>> START

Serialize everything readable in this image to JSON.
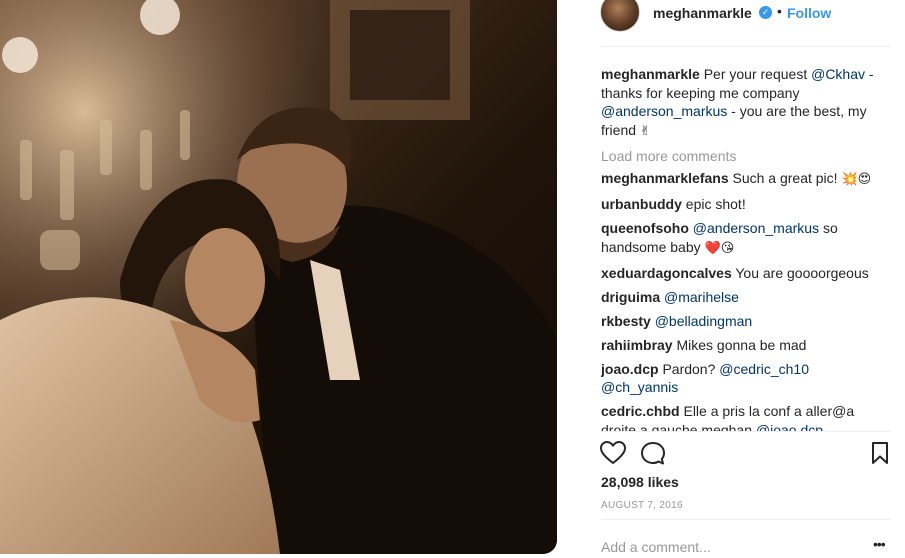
{
  "post": {
    "author": "meghanmarkle",
    "follow_label": "Follow",
    "separator": "•",
    "verified_glyph": "✓",
    "photo_alt": "Photo by meghanmarkle"
  },
  "caption": {
    "user": "meghanmarkle",
    "text_1": "Per your request ",
    "mention_1": "@Ckhav",
    "text_2": " - thanks for keeping me company ",
    "mention_2": "@anderson_markus",
    "text_3": " - you are the best, my friend ",
    "emoji": "✌"
  },
  "load_more": "Load more comments",
  "comments": [
    {
      "user": "meghanmarklefans",
      "text": "Such a great pic! ",
      "emoji": "💥😍"
    },
    {
      "user": "urbanbuddy",
      "text": "epic shot!"
    },
    {
      "user": "queenofsoho",
      "mention": "@anderson_markus",
      "text": " so handsome baby ",
      "emoji": "❤️😘"
    },
    {
      "user": "xeduardagoncalves",
      "text": "You are goooorgeous"
    },
    {
      "user": "driguima",
      "mention": "@marihelse"
    },
    {
      "user": "rkbesty",
      "mention": "@belladingman"
    },
    {
      "user": "rahiimbray",
      "text": "Mikes gonna be mad"
    },
    {
      "user": "joao.dcp",
      "text": "Pardon? ",
      "mention": "@cedric_ch10",
      "mention_2": "@ch_yannis"
    },
    {
      "user": "cedric.chbd",
      "text": "Elle a pris la conf a aller@a droite a gauche meghan ",
      "mention": "@joao.dcp"
    }
  ],
  "icons": {
    "like": "heart-icon",
    "comment": "comment-bubble-icon",
    "save": "bookmark-icon",
    "more": "more-options-icon"
  },
  "likes": "28,098 likes",
  "date": "AUGUST 7, 2016",
  "add_comment_placeholder": "Add a comment...",
  "more_glyph": "•••",
  "colors": {
    "link_blue": "#3897f0",
    "mention": "#003569",
    "muted": "#999999",
    "text": "#262626"
  }
}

>> END

Objective:
From the records above, how many lines include the word "user"? Only the number is wanted.

Solution for this problem:
10